• [What is asked]: All lines holding the string "CHILD" are to be shown.

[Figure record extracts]

_ _ _ _ _ _ _

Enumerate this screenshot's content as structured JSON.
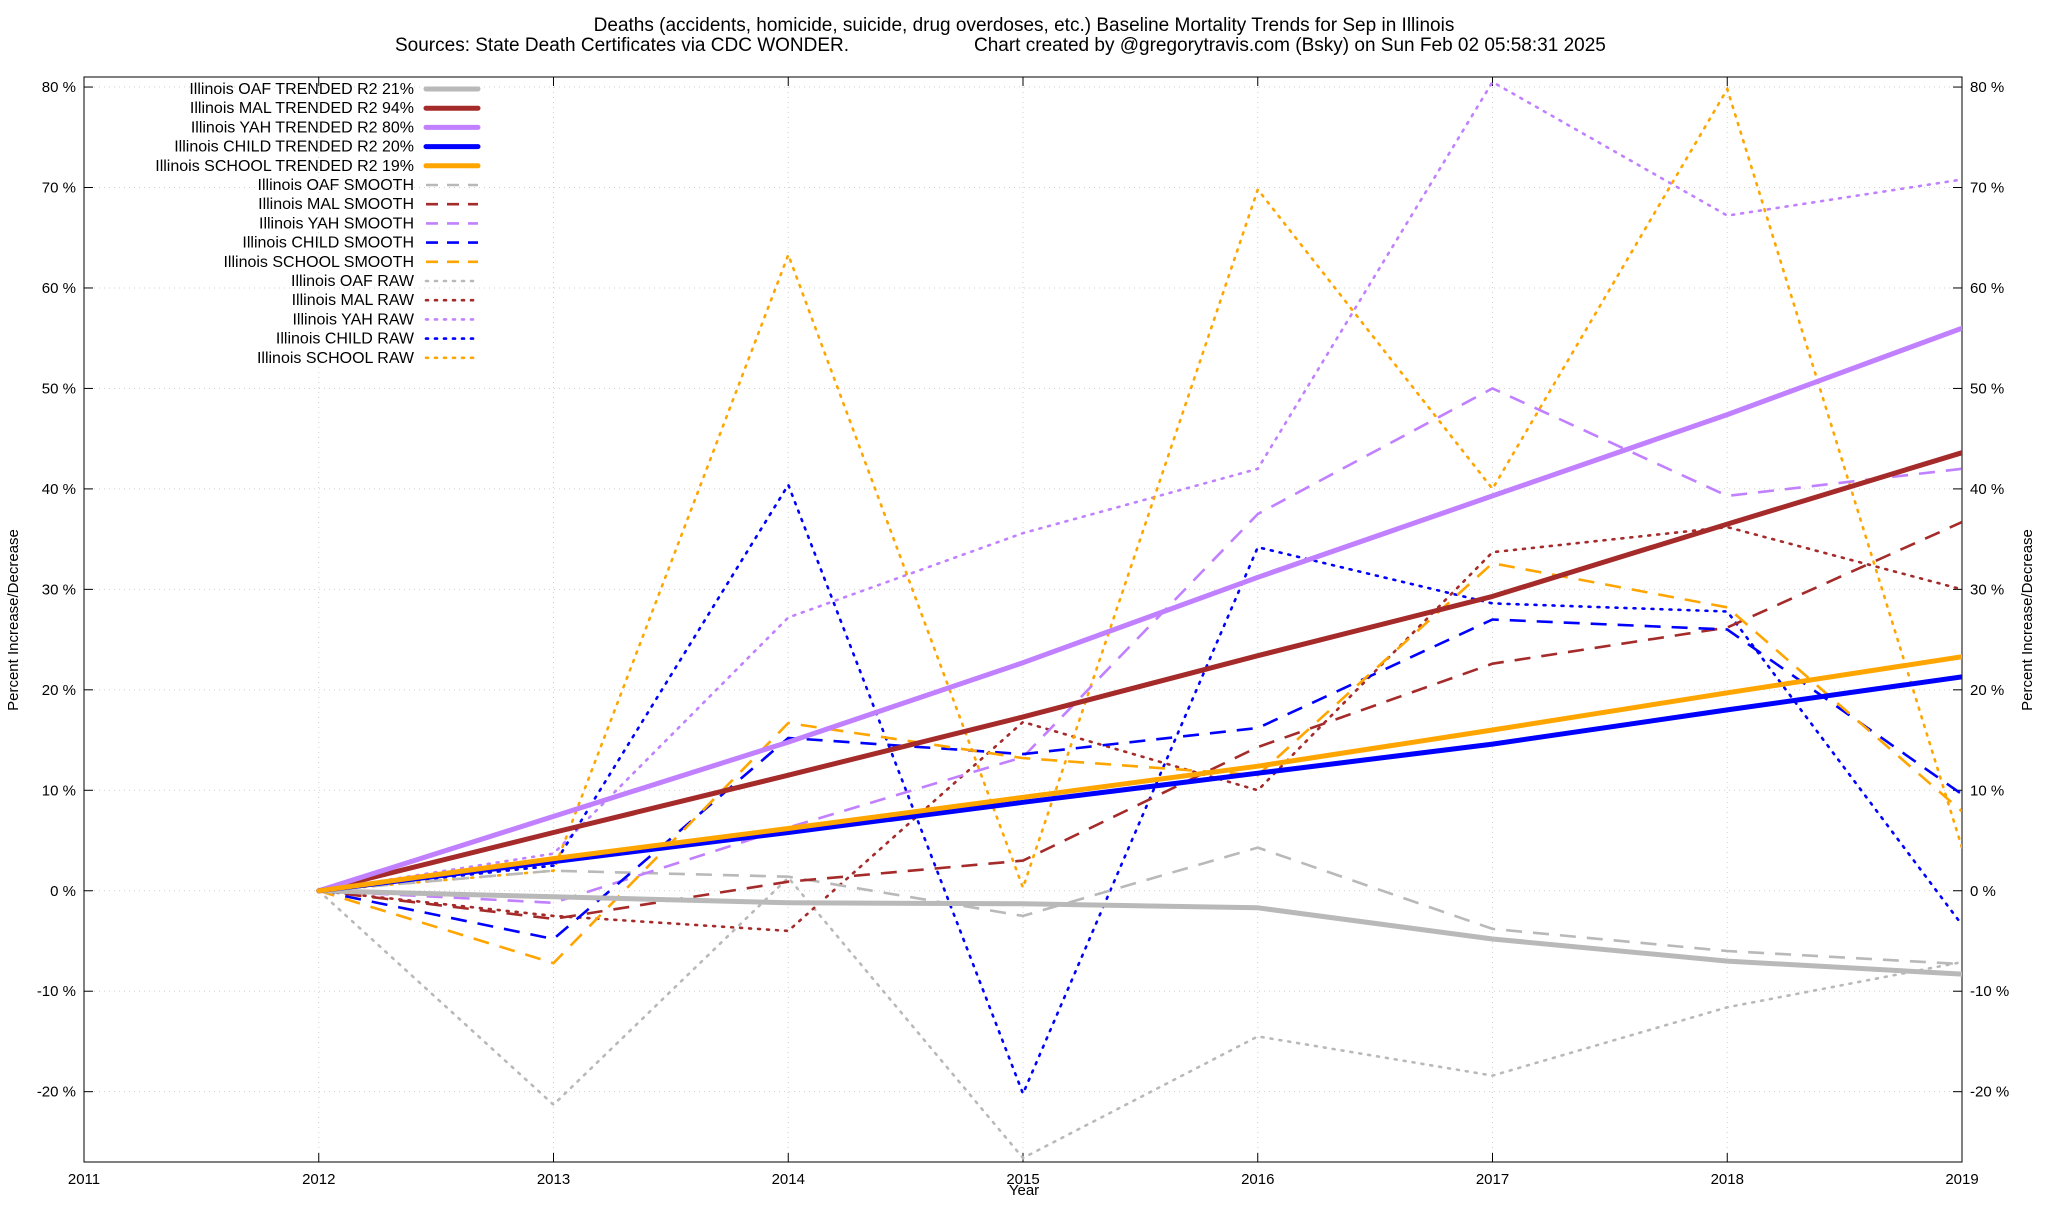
{
  "chart_data": {
    "type": "line",
    "title": "Deaths (accidents, homicide, suicide, drug overdoses, etc.)  Baseline Mortality Trends for Sep in Illinois",
    "subtitle_left": "Sources: State Death Certificates via CDC WONDER.",
    "subtitle_right": "Chart created by @gregorytravis.com (Bsky) on Sun Feb 02 05:58:31 2025",
    "xlabel": "Year",
    "ylabel_left": "Percent Increase/Decrease",
    "ylabel_right": "Percent Increase/Decrease",
    "xlim": [
      2011,
      2019
    ],
    "ylim": [
      -27,
      81
    ],
    "x_ticks": [
      "2011",
      "2012",
      "2013",
      "2014",
      "2015",
      "2016",
      "2017",
      "2018",
      "2019"
    ],
    "y_ticks": [
      {
        "value": 80,
        "label": "80 %"
      },
      {
        "value": 70,
        "label": "70 %"
      },
      {
        "value": 60,
        "label": "60 %"
      },
      {
        "value": 50,
        "label": "50 %"
      },
      {
        "value": 40,
        "label": "40 %"
      },
      {
        "value": 30,
        "label": "30 %"
      },
      {
        "value": 20,
        "label": "20 %"
      },
      {
        "value": 10,
        "label": "10 %"
      },
      {
        "value": 0,
        "label": "0 %"
      },
      {
        "value": -10,
        "label": "-10 %"
      },
      {
        "value": -20,
        "label": "-20 %"
      }
    ],
    "grid": true,
    "legend_position": "top-left",
    "x": [
      2012,
      2013,
      2014,
      2015,
      2016,
      2017,
      2018,
      2019
    ],
    "series": [
      {
        "name": "Illinois OAF TRENDED R2  21%",
        "style": "solid",
        "color": "#b9b9b9",
        "values": [
          0,
          -0.6,
          -1.2,
          -1.3,
          -1.7,
          -4.8,
          -7.0,
          -8.3
        ]
      },
      {
        "name": "Illinois MAL TRENDED R2  94%",
        "style": "solid",
        "color": "#a52a2a",
        "values": [
          0,
          5.8,
          11.5,
          17.3,
          23.4,
          29.3,
          36.5,
          43.6
        ]
      },
      {
        "name": "Illinois YAH TRENDED R2  80%",
        "style": "solid",
        "color": "#c080ff",
        "values": [
          0,
          7.4,
          14.8,
          22.7,
          31.2,
          39.3,
          47.4,
          56.0
        ]
      },
      {
        "name": "Illinois CHILD TRENDED R2  20%",
        "style": "solid",
        "color": "#0000ff",
        "values": [
          0,
          2.9,
          5.8,
          8.8,
          11.7,
          14.6,
          18.0,
          21.3
        ]
      },
      {
        "name": "Illinois SCHOOL TRENDED R2  19%",
        "style": "solid",
        "color": "#ffa500",
        "values": [
          0,
          3.2,
          6.2,
          9.3,
          12.4,
          16.0,
          19.7,
          23.3
        ]
      },
      {
        "name": "Illinois OAF SMOOTH",
        "style": "dashed",
        "color": "#b9b9b9",
        "values": [
          0,
          2.0,
          1.4,
          -2.5,
          4.3,
          -3.8,
          -6.0,
          -7.3
        ]
      },
      {
        "name": "Illinois MAL SMOOTH",
        "style": "dashed",
        "color": "#a52a2a",
        "values": [
          0,
          -2.8,
          0.9,
          3.0,
          14.3,
          22.6,
          26.2,
          36.7
        ]
      },
      {
        "name": "Illinois YAH SMOOTH",
        "style": "dashed",
        "color": "#c080ff",
        "values": [
          0,
          -1.2,
          6.3,
          13.3,
          37.5,
          50.0,
          39.3,
          42.0
        ]
      },
      {
        "name": "Illinois CHILD SMOOTH",
        "style": "dashed",
        "color": "#0000ff",
        "values": [
          0,
          -4.8,
          15.2,
          13.6,
          16.2,
          27.0,
          26.0,
          9.6
        ]
      },
      {
        "name": "Illinois SCHOOL SMOOTH",
        "style": "dashed",
        "color": "#ffa500",
        "values": [
          0,
          -7.2,
          16.7,
          13.2,
          11.5,
          32.6,
          28.2,
          7.9
        ]
      },
      {
        "name": "Illinois OAF RAW",
        "style": "dotted",
        "color": "#b9b9b9",
        "values": [
          0,
          -21.3,
          1.3,
          -26.6,
          -14.5,
          -18.4,
          -11.6,
          -7.1
        ]
      },
      {
        "name": "Illinois MAL RAW",
        "style": "dotted",
        "color": "#a52a2a",
        "values": [
          0,
          -2.5,
          -4.0,
          16.8,
          10.0,
          33.7,
          36.2,
          30.0
        ]
      },
      {
        "name": "Illinois YAH RAW",
        "style": "dotted",
        "color": "#c080ff",
        "values": [
          0,
          3.7,
          27.2,
          35.6,
          42.0,
          80.5,
          67.2,
          70.8
        ]
      },
      {
        "name": "Illinois CHILD RAW",
        "style": "dotted",
        "color": "#0000ff",
        "values": [
          0,
          2.5,
          40.4,
          -20.2,
          34.2,
          28.6,
          27.8,
          -3.4
        ]
      },
      {
        "name": "Illinois SCHOOL RAW",
        "style": "dotted",
        "color": "#ffa500",
        "values": [
          0,
          2.0,
          63.3,
          0.3,
          69.8,
          40.0,
          79.8,
          4.3
        ]
      }
    ]
  }
}
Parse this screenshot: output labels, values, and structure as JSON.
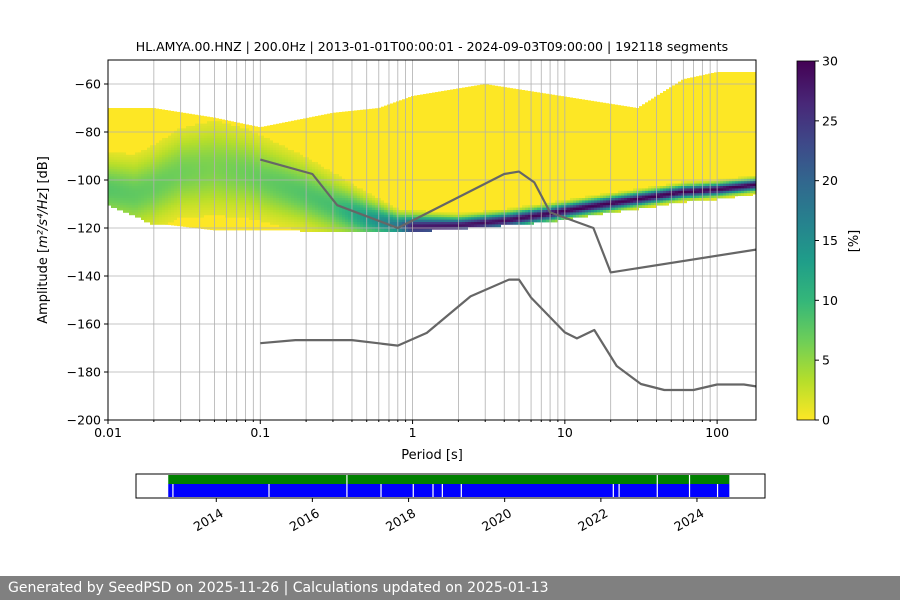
{
  "chart_data": [
    {
      "type": "heatmap",
      "title": "HL.AMYA.00.HNZ | 200.0Hz | 2013-01-01T00:00:01 - 2024-09-03T09:00:00 | 192118 segments",
      "xlabel": "Period [s]",
      "ylabel_main": "Amplitude [",
      "ylabel_math": "m²/s⁴/Hz",
      "ylabel_tail": "] [dB]",
      "xscale": "log",
      "xlim": [
        0.01,
        180
      ],
      "ylim": [
        -200,
        -50
      ],
      "xticks": [
        {
          "v": 0.01,
          "label": "0.01"
        },
        {
          "v": 0.1,
          "label": "0.1"
        },
        {
          "v": 1,
          "label": "1"
        },
        {
          "v": 10,
          "label": "10"
        },
        {
          "v": 100,
          "label": "100"
        }
      ],
      "yticks": [
        {
          "v": -60,
          "label": "−60"
        },
        {
          "v": -80,
          "label": "−80"
        },
        {
          "v": -100,
          "label": "−100"
        },
        {
          "v": -120,
          "label": "−120"
        },
        {
          "v": -140,
          "label": "−140"
        },
        {
          "v": -160,
          "label": "−160"
        },
        {
          "v": -180,
          "label": "−180"
        },
        {
          "v": -200,
          "label": "−200"
        }
      ],
      "grid": true,
      "colorbar": {
        "label": "[%]",
        "range": [
          0,
          30
        ],
        "ticks": [
          {
            "v": 0,
            "label": "0"
          },
          {
            "v": 5,
            "label": "5"
          },
          {
            "v": 10,
            "label": "10"
          },
          {
            "v": 15,
            "label": "15"
          },
          {
            "v": 20,
            "label": "20"
          },
          {
            "v": 25,
            "label": "25"
          },
          {
            "v": 30,
            "label": "30"
          }
        ],
        "colormap": [
          "#fde725",
          "#b5de2b",
          "#6ece58",
          "#35b779",
          "#1f9e89",
          "#26828e",
          "#31688e",
          "#3e4989",
          "#482878",
          "#440154"
        ]
      },
      "density": {
        "mode_curve": [
          [
            0.01,
            -104
          ],
          [
            0.015,
            -106
          ],
          [
            0.02,
            -103
          ],
          [
            0.03,
            -97
          ],
          [
            0.05,
            -95
          ],
          [
            0.08,
            -97
          ],
          [
            0.12,
            -101
          ],
          [
            0.2,
            -106
          ],
          [
            0.3,
            -111
          ],
          [
            0.5,
            -116
          ],
          [
            0.8,
            -119
          ],
          [
            1,
            -119.5
          ],
          [
            2,
            -119
          ],
          [
            4,
            -117
          ],
          [
            8,
            -114
          ],
          [
            15,
            -111
          ],
          [
            30,
            -108
          ],
          [
            60,
            -105
          ],
          [
            100,
            -104
          ],
          [
            180,
            -102
          ]
        ],
        "mode_width": [
          [
            0.01,
            8
          ],
          [
            0.05,
            11
          ],
          [
            0.3,
            7
          ],
          [
            0.8,
            3
          ],
          [
            2,
            2
          ],
          [
            10,
            1.8
          ],
          [
            180,
            1.5
          ]
        ],
        "mode_peak_pct": [
          [
            0.01,
            8
          ],
          [
            0.05,
            6
          ],
          [
            0.3,
            9
          ],
          [
            0.8,
            18
          ],
          [
            1,
            28
          ],
          [
            10,
            30
          ],
          [
            180,
            30
          ]
        ],
        "envelope_top": [
          [
            0.01,
            -70
          ],
          [
            0.02,
            -70
          ],
          [
            0.05,
            -74
          ],
          [
            0.1,
            -78
          ],
          [
            0.3,
            -72
          ],
          [
            0.6,
            -70
          ],
          [
            1,
            -65
          ],
          [
            3,
            -60
          ],
          [
            6,
            -63
          ],
          [
            12,
            -66
          ],
          [
            30,
            -70
          ],
          [
            60,
            -58
          ],
          [
            100,
            -55
          ],
          [
            180,
            -55
          ]
        ],
        "envelope_bottom": [
          [
            0.01,
            -110
          ],
          [
            0.02,
            -118
          ],
          [
            0.05,
            -121
          ],
          [
            0.1,
            -121
          ],
          [
            0.5,
            -121
          ],
          [
            1,
            -121
          ],
          [
            3,
            -119
          ],
          [
            8,
            -117
          ],
          [
            20,
            -113
          ],
          [
            60,
            -109
          ],
          [
            180,
            -106
          ]
        ]
      },
      "series": [
        {
          "name": "",
          "color": "#666666",
          "points": [
            [
              0.1,
              -91.5
            ],
            [
              0.22,
              -97.5
            ],
            [
              0.32,
              -110.5
            ],
            [
              0.8,
              -120
            ],
            [
              4,
              -97.5
            ],
            [
              5,
              -96.5
            ],
            [
              6.3,
              -101
            ],
            [
              8,
              -113.5
            ],
            [
              15.4,
              -120
            ],
            [
              20,
              -138.5
            ],
            [
              180,
              -129
            ]
          ]
        },
        {
          "name": "",
          "color": "#666666",
          "points": [
            [
              0.1,
              -168
            ],
            [
              0.17,
              -166.7
            ],
            [
              0.4,
              -166.7
            ],
            [
              0.8,
              -169
            ],
            [
              1.24,
              -163.7
            ],
            [
              2.4,
              -148.5
            ],
            [
              4.3,
              -141.5
            ],
            [
              5,
              -141.5
            ],
            [
              6,
              -149
            ],
            [
              10,
              -163.5
            ],
            [
              12,
              -166
            ],
            [
              15.6,
              -162.5
            ],
            [
              21.9,
              -177.5
            ],
            [
              31.6,
              -185
            ],
            [
              45,
              -187.5
            ],
            [
              70,
              -187.5
            ],
            [
              100,
              -185.2
            ],
            [
              150,
              -185.2
            ],
            [
              180,
              -186
            ]
          ]
        }
      ]
    },
    {
      "type": "timeline",
      "xticks": [
        {
          "year": 2014,
          "label": "2014"
        },
        {
          "year": 2016,
          "label": "2016"
        },
        {
          "year": 2018,
          "label": "2018"
        },
        {
          "year": 2020,
          "label": "2020"
        },
        {
          "year": 2022,
          "label": "2022"
        },
        {
          "year": 2024,
          "label": "2024"
        }
      ],
      "xlim": [
        "2012-05-01",
        "2025-06-01"
      ],
      "data_range": [
        "2013-01-01",
        "2024-09-03"
      ],
      "top_color": "#008000",
      "bottom_color": "#0000ff",
      "gaps_bottom": [
        "2013-02-01",
        "2015-02-01",
        "2016-09-15",
        "2017-06-01",
        "2018-02-01",
        "2018-07-01",
        "2018-09-10",
        "2019-02-01",
        "2022-04-01",
        "2022-05-15",
        "2023-03-01",
        "2023-11-01",
        "2024-06-01"
      ],
      "gaps_top": [
        "2016-09-15",
        "2023-03-01",
        "2023-11-01"
      ]
    }
  ],
  "footer": {
    "text": "Generated by SeedPSD on 2025-11-26 | Calculations updated on 2025-01-13"
  }
}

_ _ _ _ _ _ _

• [Output for this task]:
        "name": "Illinois CHILD TRENDED R2  20%",
        "name": "Illinois CHILD SMOOTH",
        "name": "Illinois CHILD RAW",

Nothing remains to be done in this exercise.